:: INPUT DATA ::
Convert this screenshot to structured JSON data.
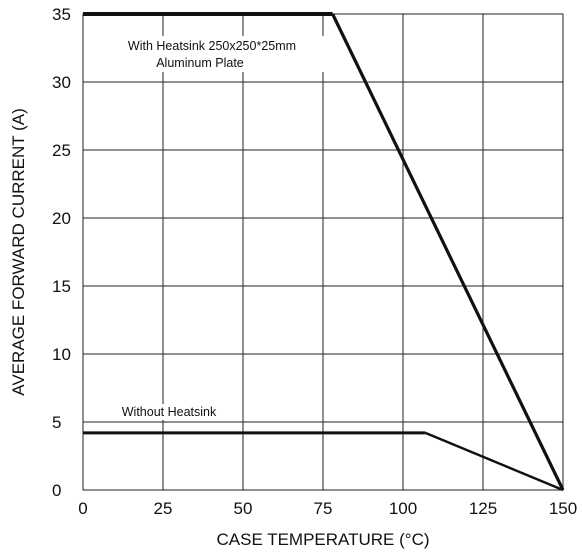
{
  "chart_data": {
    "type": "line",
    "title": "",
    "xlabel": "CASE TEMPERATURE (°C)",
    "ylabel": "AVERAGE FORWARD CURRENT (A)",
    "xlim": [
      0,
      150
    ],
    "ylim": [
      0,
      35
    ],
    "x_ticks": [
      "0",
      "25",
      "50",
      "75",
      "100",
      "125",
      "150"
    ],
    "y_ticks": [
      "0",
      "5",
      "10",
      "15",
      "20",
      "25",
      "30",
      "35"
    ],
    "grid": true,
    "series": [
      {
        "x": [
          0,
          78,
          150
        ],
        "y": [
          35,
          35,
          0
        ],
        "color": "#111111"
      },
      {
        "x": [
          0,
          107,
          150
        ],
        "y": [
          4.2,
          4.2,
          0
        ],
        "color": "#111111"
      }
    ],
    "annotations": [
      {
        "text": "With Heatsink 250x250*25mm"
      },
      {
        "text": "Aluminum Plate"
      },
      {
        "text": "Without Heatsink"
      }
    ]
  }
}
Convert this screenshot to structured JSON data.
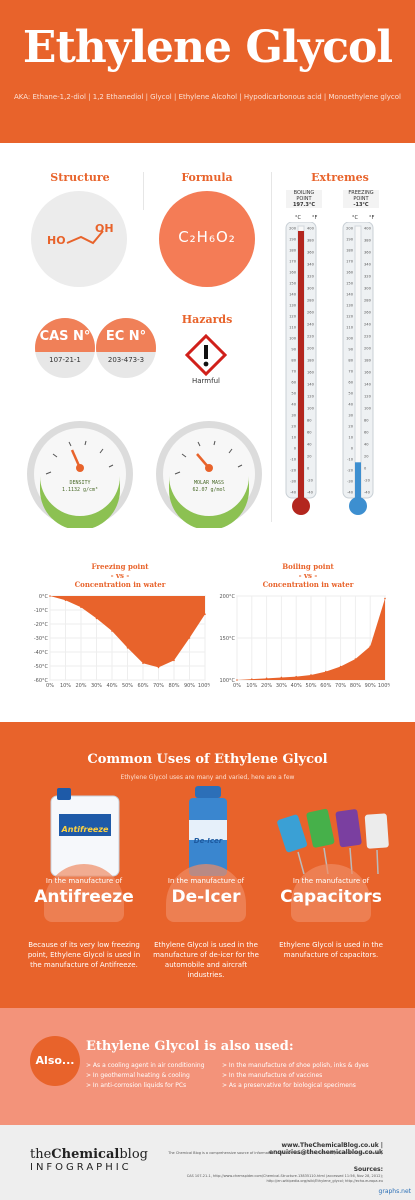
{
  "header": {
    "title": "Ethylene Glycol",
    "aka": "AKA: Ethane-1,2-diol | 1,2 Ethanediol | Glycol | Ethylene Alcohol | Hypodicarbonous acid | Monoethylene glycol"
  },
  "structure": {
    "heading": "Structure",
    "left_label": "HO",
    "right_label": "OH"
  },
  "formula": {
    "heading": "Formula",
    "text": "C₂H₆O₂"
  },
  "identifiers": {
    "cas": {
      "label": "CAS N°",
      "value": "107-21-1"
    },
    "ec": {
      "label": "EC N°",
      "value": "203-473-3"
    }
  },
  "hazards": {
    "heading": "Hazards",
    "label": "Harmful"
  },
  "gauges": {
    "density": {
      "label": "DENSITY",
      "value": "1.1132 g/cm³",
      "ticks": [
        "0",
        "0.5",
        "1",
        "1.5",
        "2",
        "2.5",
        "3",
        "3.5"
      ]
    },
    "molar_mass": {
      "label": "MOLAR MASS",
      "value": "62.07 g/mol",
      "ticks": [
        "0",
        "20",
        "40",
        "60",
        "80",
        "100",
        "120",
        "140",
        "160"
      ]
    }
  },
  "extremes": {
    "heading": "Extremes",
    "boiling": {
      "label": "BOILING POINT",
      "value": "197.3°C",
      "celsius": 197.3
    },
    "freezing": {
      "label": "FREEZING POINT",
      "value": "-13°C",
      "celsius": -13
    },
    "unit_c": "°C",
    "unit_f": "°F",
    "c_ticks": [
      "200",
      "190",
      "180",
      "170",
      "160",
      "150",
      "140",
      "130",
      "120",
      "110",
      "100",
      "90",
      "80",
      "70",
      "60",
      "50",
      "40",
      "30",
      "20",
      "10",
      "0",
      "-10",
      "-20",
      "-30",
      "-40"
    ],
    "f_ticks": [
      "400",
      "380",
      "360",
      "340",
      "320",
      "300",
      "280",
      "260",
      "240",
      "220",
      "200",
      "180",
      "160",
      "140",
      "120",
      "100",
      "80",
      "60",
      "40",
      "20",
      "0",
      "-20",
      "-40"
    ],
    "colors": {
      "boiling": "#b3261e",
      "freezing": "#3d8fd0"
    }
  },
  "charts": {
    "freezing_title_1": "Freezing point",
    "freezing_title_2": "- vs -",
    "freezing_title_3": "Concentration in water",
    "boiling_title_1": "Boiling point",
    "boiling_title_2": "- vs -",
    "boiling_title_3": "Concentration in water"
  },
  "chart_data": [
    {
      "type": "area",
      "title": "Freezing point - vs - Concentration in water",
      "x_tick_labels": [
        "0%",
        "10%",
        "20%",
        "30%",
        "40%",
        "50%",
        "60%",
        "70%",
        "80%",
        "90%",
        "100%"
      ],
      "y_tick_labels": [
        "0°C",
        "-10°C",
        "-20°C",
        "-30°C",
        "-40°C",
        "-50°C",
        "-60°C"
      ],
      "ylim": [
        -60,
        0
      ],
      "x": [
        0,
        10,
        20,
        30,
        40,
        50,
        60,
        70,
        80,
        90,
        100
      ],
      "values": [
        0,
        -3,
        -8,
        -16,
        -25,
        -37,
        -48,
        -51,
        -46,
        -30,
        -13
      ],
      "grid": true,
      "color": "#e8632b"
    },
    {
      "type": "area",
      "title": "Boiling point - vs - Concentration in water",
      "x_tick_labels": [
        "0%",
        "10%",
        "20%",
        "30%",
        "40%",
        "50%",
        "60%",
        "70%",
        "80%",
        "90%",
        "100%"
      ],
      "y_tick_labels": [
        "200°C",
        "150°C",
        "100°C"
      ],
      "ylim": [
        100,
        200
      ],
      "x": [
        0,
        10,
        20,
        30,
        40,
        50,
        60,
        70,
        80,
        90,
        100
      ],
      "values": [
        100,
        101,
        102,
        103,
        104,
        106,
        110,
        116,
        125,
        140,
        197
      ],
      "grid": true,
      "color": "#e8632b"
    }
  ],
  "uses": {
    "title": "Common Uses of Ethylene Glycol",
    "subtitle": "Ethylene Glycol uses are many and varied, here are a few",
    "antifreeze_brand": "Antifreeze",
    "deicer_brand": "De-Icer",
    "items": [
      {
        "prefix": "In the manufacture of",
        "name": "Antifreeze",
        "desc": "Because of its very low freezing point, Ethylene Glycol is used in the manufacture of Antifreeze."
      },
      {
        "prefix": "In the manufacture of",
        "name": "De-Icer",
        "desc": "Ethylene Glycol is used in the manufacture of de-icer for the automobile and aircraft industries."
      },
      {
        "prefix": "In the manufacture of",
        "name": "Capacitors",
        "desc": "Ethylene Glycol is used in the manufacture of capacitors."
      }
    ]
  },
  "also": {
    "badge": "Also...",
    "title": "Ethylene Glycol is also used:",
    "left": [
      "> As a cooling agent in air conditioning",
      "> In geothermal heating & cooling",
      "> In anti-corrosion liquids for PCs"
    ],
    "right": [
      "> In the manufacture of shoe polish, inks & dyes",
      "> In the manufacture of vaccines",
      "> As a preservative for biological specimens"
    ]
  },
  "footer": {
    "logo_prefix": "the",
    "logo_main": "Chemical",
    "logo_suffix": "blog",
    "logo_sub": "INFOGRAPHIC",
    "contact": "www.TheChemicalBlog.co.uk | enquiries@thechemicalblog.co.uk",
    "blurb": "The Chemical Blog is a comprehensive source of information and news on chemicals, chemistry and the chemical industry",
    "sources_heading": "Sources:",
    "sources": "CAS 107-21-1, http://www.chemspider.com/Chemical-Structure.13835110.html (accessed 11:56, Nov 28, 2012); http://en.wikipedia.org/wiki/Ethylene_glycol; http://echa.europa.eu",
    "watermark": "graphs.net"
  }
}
:::
EXERCISE PROMPT: Copy each line in full and exactly, omitting any picture.

COMPLETE RESPONSE:
Convert this screenshot to structured JSON data.
{
  "chart_data": {
    "type": "line",
    "title": "",
    "xlabel": "CASE TEMPERATURE (°C)",
    "ylabel": "AVERAGE FORWARD CURRENT (A)",
    "xlim": [
      0,
      150
    ],
    "ylim": [
      0,
      35
    ],
    "x_ticks": [
      "0",
      "25",
      "50",
      "75",
      "100",
      "125",
      "150"
    ],
    "y_ticks": [
      "0",
      "5",
      "10",
      "15",
      "20",
      "25",
      "30",
      "35"
    ],
    "grid": true,
    "series": [
      {
        "x": [
          0,
          78,
          150
        ],
        "y": [
          35,
          35,
          0
        ],
        "color": "#111111"
      },
      {
        "x": [
          0,
          107,
          150
        ],
        "y": [
          4.2,
          4.2,
          0
        ],
        "color": "#111111"
      }
    ],
    "annotations": [
      {
        "text": "With Heatsink 250x250*25mm"
      },
      {
        "text": "Aluminum Plate"
      },
      {
        "text": "Without Heatsink"
      }
    ]
  }
}
Convert this screenshot to structured JSON data.
{
  "header": {
    "title": "Ethylene Glycol",
    "aka": "AKA: Ethane-1,2-diol | 1,2 Ethanediol | Glycol | Ethylene Alcohol | Hypodicarbonous acid | Monoethylene glycol"
  },
  "structure": {
    "heading": "Structure",
    "left_label": "HO",
    "right_label": "OH"
  },
  "formula": {
    "heading": "Formula",
    "text": "C₂H₆O₂"
  },
  "identifiers": {
    "cas": {
      "label": "CAS N°",
      "value": "107-21-1"
    },
    "ec": {
      "label": "EC N°",
      "value": "203-473-3"
    }
  },
  "hazards": {
    "heading": "Hazards",
    "label": "Harmful"
  },
  "gauges": {
    "density": {
      "label": "DENSITY",
      "value": "1.1132 g/cm³",
      "ticks": [
        "0",
        "0.5",
        "1",
        "1.5",
        "2",
        "2.5",
        "3",
        "3.5"
      ]
    },
    "molar_mass": {
      "label": "MOLAR MASS",
      "value": "62.07 g/mol",
      "ticks": [
        "0",
        "20",
        "40",
        "60",
        "80",
        "100",
        "120",
        "140",
        "160"
      ]
    }
  },
  "extremes": {
    "heading": "Extremes",
    "boiling": {
      "label": "BOILING POINT",
      "value": "197.3°C",
      "celsius": 197.3
    },
    "freezing": {
      "label": "FREEZING POINT",
      "value": "-13°C",
      "celsius": -13
    },
    "unit_c": "°C",
    "unit_f": "°F",
    "c_ticks": [
      "200",
      "190",
      "180",
      "170",
      "160",
      "150",
      "140",
      "130",
      "120",
      "110",
      "100",
      "90",
      "80",
      "70",
      "60",
      "50",
      "40",
      "30",
      "20",
      "10",
      "0",
      "-10",
      "-20",
      "-30",
      "-40"
    ],
    "f_ticks": [
      "400",
      "380",
      "360",
      "340",
      "320",
      "300",
      "280",
      "260",
      "240",
      "220",
      "200",
      "180",
      "160",
      "140",
      "120",
      "100",
      "80",
      "60",
      "40",
      "20",
      "0",
      "-20",
      "-40"
    ],
    "colors": {
      "boiling": "#b3261e",
      "freezing": "#3d8fd0"
    }
  },
  "charts": {
    "freezing_title_1": "Freezing point",
    "freezing_title_2": "- vs -",
    "freezing_title_3": "Concentration in water",
    "boiling_title_1": "Boiling point",
    "boiling_title_2": "- vs -",
    "boiling_title_3": "Concentration in water"
  },
  "chart_data": [
    {
      "type": "area",
      "title": "Freezing point - vs - Concentration in water",
      "x_tick_labels": [
        "0%",
        "10%",
        "20%",
        "30%",
        "40%",
        "50%",
        "60%",
        "70%",
        "80%",
        "90%",
        "100%"
      ],
      "y_tick_labels": [
        "0°C",
        "-10°C",
        "-20°C",
        "-30°C",
        "-40°C",
        "-50°C",
        "-60°C"
      ],
      "ylim": [
        -60,
        0
      ],
      "x": [
        0,
        10,
        20,
        30,
        40,
        50,
        60,
        70,
        80,
        90,
        100
      ],
      "values": [
        0,
        -3,
        -8,
        -16,
        -25,
        -37,
        -48,
        -51,
        -46,
        -30,
        -13
      ],
      "grid": true,
      "color": "#e8632b"
    },
    {
      "type": "area",
      "title": "Boiling point - vs - Concentration in water",
      "x_tick_labels": [
        "0%",
        "10%",
        "20%",
        "30%",
        "40%",
        "50%",
        "60%",
        "70%",
        "80%",
        "90%",
        "100%"
      ],
      "y_tick_labels": [
        "200°C",
        "150°C",
        "100°C"
      ],
      "ylim": [
        100,
        200
      ],
      "x": [
        0,
        10,
        20,
        30,
        40,
        50,
        60,
        70,
        80,
        90,
        100
      ],
      "values": [
        100,
        101,
        102,
        103,
        104,
        106,
        110,
        116,
        125,
        140,
        197
      ],
      "grid": true,
      "color": "#e8632b"
    }
  ],
  "uses": {
    "title": "Common Uses of Ethylene Glycol",
    "subtitle": "Ethylene Glycol uses are many and varied, here are a few",
    "antifreeze_brand": "Antifreeze",
    "deicer_brand": "De-Icer",
    "items": [
      {
        "prefix": "In the manufacture of",
        "name": "Antifreeze",
        "desc": "Because of its very low freezing point, Ethylene Glycol is used in the manufacture of Antifreeze."
      },
      {
        "prefix": "In the manufacture of",
        "name": "De-Icer",
        "desc": "Ethylene Glycol is used in the manufacture of de-icer for the automobile and aircraft industries."
      },
      {
        "prefix": "In the manufacture of",
        "name": "Capacitors",
        "desc": "Ethylene Glycol is used in the manufacture of capacitors."
      }
    ]
  },
  "also": {
    "badge": "Also...",
    "title": "Ethylene Glycol is also used:",
    "left": [
      "> As a cooling agent in air conditioning",
      "> In geothermal heating & cooling",
      "> In anti-corrosion liquids for PCs"
    ],
    "right": [
      "> In the manufacture of shoe polish, inks & dyes",
      "> In the manufacture of vaccines",
      "> As a preservative for biological specimens"
    ]
  },
  "footer": {
    "logo_prefix": "the",
    "logo_main": "Chemical",
    "logo_suffix": "blog",
    "logo_sub": "INFOGRAPHIC",
    "contact": "www.TheChemicalBlog.co.uk | enquiries@thechemicalblog.co.uk",
    "blurb": "The Chemical Blog is a comprehensive source of information and news on chemicals, chemistry and the chemical industry",
    "sources_heading": "Sources:",
    "sources": "CAS 107-21-1, http://www.chemspider.com/Chemical-Structure.13835110.html (accessed 11:56, Nov 28, 2012); http://en.wikipedia.org/wiki/Ethylene_glycol; http://echa.europa.eu",
    "watermark": "graphs.net"
  }
}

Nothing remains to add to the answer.